Hat etwa ein Jude Anne Frank verraten? Jemand, der aus den eigenen Reihen stammt? Die Frage polarisiert. Die Tatsache, dass ein interdisziplinäres Team nach mehrjähriger Forschung zu diesem Ergebnis gelangte und ein Buch darüber Mitte Januar publizierte, sorgte für große Aufmerksamkeit. Das Werk mit dem Titel "Der Verrat an Anne Frank", das bisher auf Niederländisch und Englisch erschienen ist, schaffte es auf Bestsellerlisten nach oben. Doch schnell tauchten Zweifel am provokanten Inhalt auf.
Die These: Der jüdische Notar Arnold van den Bergh soll den Aufenthaltsort Anne Franks, deren Tagebücher heutzutage als wichtige historische Dokumente über die Zeit des Nationalsozialismus gelten, verraten haben. Historiker kritisierten an dem Werk einerseits eine unsaubere Recherche, andererseits, dass es sich hauptsächlich auf bloße Annahmen stütze. Was außerdem für Entsetzen sorgte: Das Werk greift den Vorwurf und den innerjüdischen Streitpunkt einer angeblichen jüdischen Kollaboration mit den Nationalsozialisten auf. Laut Andreas Wirsching, Direktor des Instituts für Zeitgeschichte in München und Berlin und Historiker an der Ludwig-Maximilians Universität München, ist das eine "vergiftete Debatte".
"Der Verrat an Anne Frank": Zweitauflage in den Niederlanden gestoppt
Zu Beginn der Woche erklärte der niederländische Verlag Ambo Anthos, in dem die Publikation erst vor knapp drei Wochen erschienen war, als Reaktion auf die Kritik vorerst keine Zweitauflage des Buchs zu drucken. Doch wie gelangten die Forschenden überhaupt zu der vermeintlichen Erkenntnis, dass ausgerechnet ein jüdischer Notar das jüdische Mädchen und seine Familie verraten haben soll?

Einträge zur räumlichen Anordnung

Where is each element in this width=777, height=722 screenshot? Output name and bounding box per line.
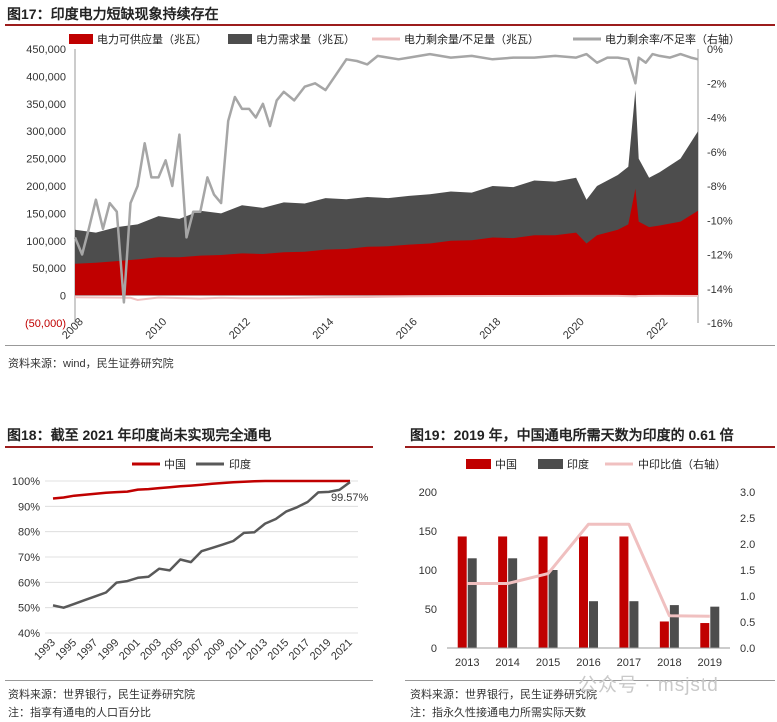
fig17-y2-tick-label: -10% bbox=[707, 215, 733, 227]
fig19-bar-china bbox=[498, 536, 508, 648]
fig17-chart: 450,000 400,000 350,000 300,000 250,000 200,0… bbox=[25, 32, 740, 342]
fig17-legend-swatch bbox=[228, 34, 252, 44]
fig19-legend-label: 中印比值（右轴） bbox=[638, 457, 726, 471]
fig19-x-tick-label: 2016 bbox=[576, 657, 600, 669]
fig19-y2-tick-label: 2.0 bbox=[740, 539, 755, 551]
fig19-legend-swatch bbox=[538, 459, 563, 469]
fig18-y-tick-label: 60% bbox=[18, 577, 40, 589]
fig17-y-tick-label: 300,000 bbox=[26, 126, 66, 138]
fig18-y-tick-label: 100% bbox=[12, 476, 40, 488]
fig19-y-tick-label: 0 bbox=[431, 643, 437, 655]
fig18-y-tick-label: 50% bbox=[18, 603, 40, 615]
fig18-india-line bbox=[52, 481, 351, 609]
fig19-ratio-line bbox=[467, 522, 710, 618]
fig17-y2-tick-label: -12% bbox=[707, 250, 733, 262]
fig19-y-tick-label: 150 bbox=[419, 526, 437, 538]
fig19-x-tick-label: 2013 bbox=[455, 657, 479, 669]
fig17-source: 资料来源：wind，民生证券研究院 bbox=[8, 358, 174, 370]
fig19-x-tick-label: 2018 bbox=[657, 657, 681, 669]
fig19-legend-swatch bbox=[466, 459, 491, 469]
fig17-y2-tick-label: 0% bbox=[707, 44, 723, 56]
fig18-title-rule bbox=[5, 446, 373, 448]
fig19-bottom-rule bbox=[405, 680, 775, 681]
fig17-legend-label: 电力剩余量/不足量（兆瓦） bbox=[404, 32, 539, 46]
fig19-bar-china bbox=[538, 536, 548, 648]
fig19-bar-china bbox=[700, 623, 710, 648]
fig19-y-tick-label: 50 bbox=[425, 604, 437, 616]
fig17-y2-tick-label: -4% bbox=[707, 113, 727, 125]
fig19-bar-china bbox=[619, 536, 629, 648]
fig17-y-tick-label: 200,000 bbox=[26, 181, 66, 193]
fig18-china-line bbox=[52, 479, 350, 500]
fig18-annotation: 99.57% bbox=[331, 492, 369, 504]
fig18-y-tick-label: 80% bbox=[18, 527, 40, 539]
fig19-legend-label: 中国 bbox=[495, 458, 517, 471]
fig19-y2-tick-label: 2.5 bbox=[740, 513, 755, 525]
fig18-chart: 100%90%80%70%60%50%40%199319951997199920… bbox=[12, 457, 369, 663]
fig17-y-tick-label: 400,000 bbox=[26, 71, 66, 83]
fig19-source: 资料来源：世界银行，民生证券研究院 bbox=[410, 689, 597, 701]
fig19-bar-india bbox=[589, 601, 598, 648]
fig17-y-tick-label: 450,000 bbox=[26, 44, 66, 56]
fig17-y-tick-label: 350,000 bbox=[26, 99, 66, 111]
fig19-title: 图19：2019 年，中国通电所需天数为印度的 0.61 倍 bbox=[410, 427, 734, 443]
fig17-y-tick-label: 0 bbox=[60, 291, 66, 303]
fig17-y2-tick-label: -8% bbox=[707, 181, 727, 193]
fig17-gap-line bbox=[74, 294, 699, 302]
fig17-legend-label: 电力可供应量（兆瓦） bbox=[97, 32, 207, 46]
fig19-bar-china bbox=[579, 536, 588, 648]
fig19-y-tick-label: 200 bbox=[419, 487, 437, 499]
fig17-y2-tick-label: -14% bbox=[707, 284, 733, 296]
fig17-y2-tick-label: -2% bbox=[707, 78, 727, 90]
fig19-x-tick-label: 2017 bbox=[617, 657, 641, 669]
fig17-y-tick-label: (50,000) bbox=[25, 318, 66, 330]
fig19-bar-china bbox=[659, 621, 669, 648]
fig17-y-tick-label: 50,000 bbox=[32, 263, 66, 275]
fig18-title: 图18：截至 2021 年印度尚未实现完全通电 bbox=[7, 427, 272, 443]
fig19-bar-india bbox=[467, 558, 477, 648]
fig19-bar-india bbox=[669, 605, 679, 648]
fig17-rate-line bbox=[73, 52, 699, 304]
fig19-y2-tick-label: 0.0 bbox=[740, 643, 755, 655]
fig18-bottom-rule bbox=[5, 680, 373, 681]
fig18-y-tick-label: 40% bbox=[18, 628, 40, 640]
fig17-legend-swatch bbox=[69, 34, 93, 44]
fig19-y-tick-label: 100 bbox=[419, 565, 437, 577]
fig18-note: 注：指享有通电的人口百分比 bbox=[8, 707, 151, 719]
fig19-bar-china bbox=[457, 536, 467, 648]
fig18-legend-label: 中国 bbox=[164, 458, 186, 471]
fig19-bar-india bbox=[548, 570, 558, 648]
fig18-legend-label: 印度 bbox=[229, 457, 251, 471]
fig19-bar-india bbox=[629, 601, 639, 648]
fig17-supply-area bbox=[75, 188, 698, 296]
fig17-y-tick-label: 150,000 bbox=[26, 208, 66, 220]
fig17-legend-label: 电力需求量（兆瓦） bbox=[256, 33, 355, 46]
fig19-y2-tick-label: 0.5 bbox=[740, 617, 755, 629]
fig18-y-tick-label: 90% bbox=[18, 501, 40, 513]
fig19-legend-label: 印度 bbox=[567, 457, 589, 471]
fig19-x-tick-label: 2014 bbox=[495, 657, 519, 669]
fig19-y2-tick-label: 3.0 bbox=[740, 487, 755, 499]
fig17-y-tick-label: 100,000 bbox=[26, 236, 66, 248]
fig19-title-rule bbox=[405, 446, 775, 448]
watermark: 公众号 · msjstd bbox=[578, 675, 719, 696]
fig18-y-tick-label: 70% bbox=[18, 552, 40, 564]
fig17-bottom-rule bbox=[5, 345, 775, 346]
fig17-title: 图17：印度电力短缺现象持续存在 bbox=[7, 6, 219, 22]
fig17-y-tick-label: 250,000 bbox=[26, 154, 66, 166]
fig19-y2-tick-label: 1.5 bbox=[740, 565, 755, 577]
fig19-note: 注：指永久性接通电力所需实际天数 bbox=[410, 707, 586, 719]
fig17-y2-tick-label: -6% bbox=[707, 147, 727, 159]
fig17-y2-tick-label: -16% bbox=[707, 318, 733, 330]
fig17-legend-label: 电力剩余率/不足率（右轴） bbox=[605, 32, 740, 46]
fig18-source: 资料来源：世界银行，民生证券研究院 bbox=[8, 689, 195, 701]
fig19-y2-tick-label: 1.0 bbox=[740, 591, 755, 603]
fig19-x-tick-label: 2015 bbox=[536, 657, 560, 669]
fig19-x-tick-label: 2019 bbox=[698, 657, 722, 669]
fig19-bar-india bbox=[710, 606, 720, 648]
fig17-title-rule bbox=[5, 24, 775, 26]
fig19-bar-india bbox=[508, 558, 518, 648]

* Ziel:
Schreibe aus dem Textauszug über den Verrat an Anne Frank den Teil von "Hat etwa ein" bis "provokanten Inhalt auf." wortgetreu ab.

* Antwort:
Hat etwa ein Jude Anne Frank verraten? Jemand, der aus den eigenen Reihen stammt? Die Frage polarisiert. Die Tatsache, dass ein interdisziplinäres Team nach mehrjähriger Forschung zu diesem Ergebnis gelangte und ein Buch darüber Mitte Januar publizierte, sorgte für große Aufmerksamkeit. Das Werk mit dem Titel "Der Verrat an Anne Frank", das bisher auf Niederländisch und Englisch erschienen ist, schaffte es auf Bestsellerlisten nach oben. Doch schnell tauchten Zweifel am provokanten Inhalt auf.